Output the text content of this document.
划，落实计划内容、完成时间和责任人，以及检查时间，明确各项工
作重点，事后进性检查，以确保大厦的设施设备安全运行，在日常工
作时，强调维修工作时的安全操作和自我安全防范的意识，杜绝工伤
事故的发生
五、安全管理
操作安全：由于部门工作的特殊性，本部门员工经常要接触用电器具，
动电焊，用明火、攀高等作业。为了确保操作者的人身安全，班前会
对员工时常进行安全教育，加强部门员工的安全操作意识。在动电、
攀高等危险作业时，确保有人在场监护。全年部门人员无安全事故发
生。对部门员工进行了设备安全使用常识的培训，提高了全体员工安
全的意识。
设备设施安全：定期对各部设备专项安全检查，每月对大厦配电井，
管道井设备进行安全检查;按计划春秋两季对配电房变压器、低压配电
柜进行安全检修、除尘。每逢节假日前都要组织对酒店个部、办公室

Exercise description: From the listing above, extract all records word for word.

Finished task:
Output the text content of this document.
划，落实计划内容、完成时间和责任人，以及检查时间，明确各项工
作重点，事后进性检查，以确保大厦的设施设备安全运行，在日常工
作时，强调维修工作时的安全操作和自我安全防范的意识，杜绝工伤
事故的发生
五、安全管理
操作安全：由于部门工作的特殊性，本部门员工经常要接触用电器具，
动电焊，用明火、攀高等作业。为了确保操作者的人身安全，班前会
对员工时常进行安全教育，加强部门员工的安全操作意识。在动电、
攀高等危险作业时，确保有人在场监护。全年部门人员无安全事故发
生。对部门员工进行了设备安全使用常识的培训，提高了全体员工安
全的意识。
设备设施安全：定期对各部设备专项安全检查，每月对大厦配电井，
管道井设备进行安全检查;按计划春秋两季对配电房变压器、低压配电
柜进行安全检修、除尘。每逢节假日前都要组织对酒店个部、办公室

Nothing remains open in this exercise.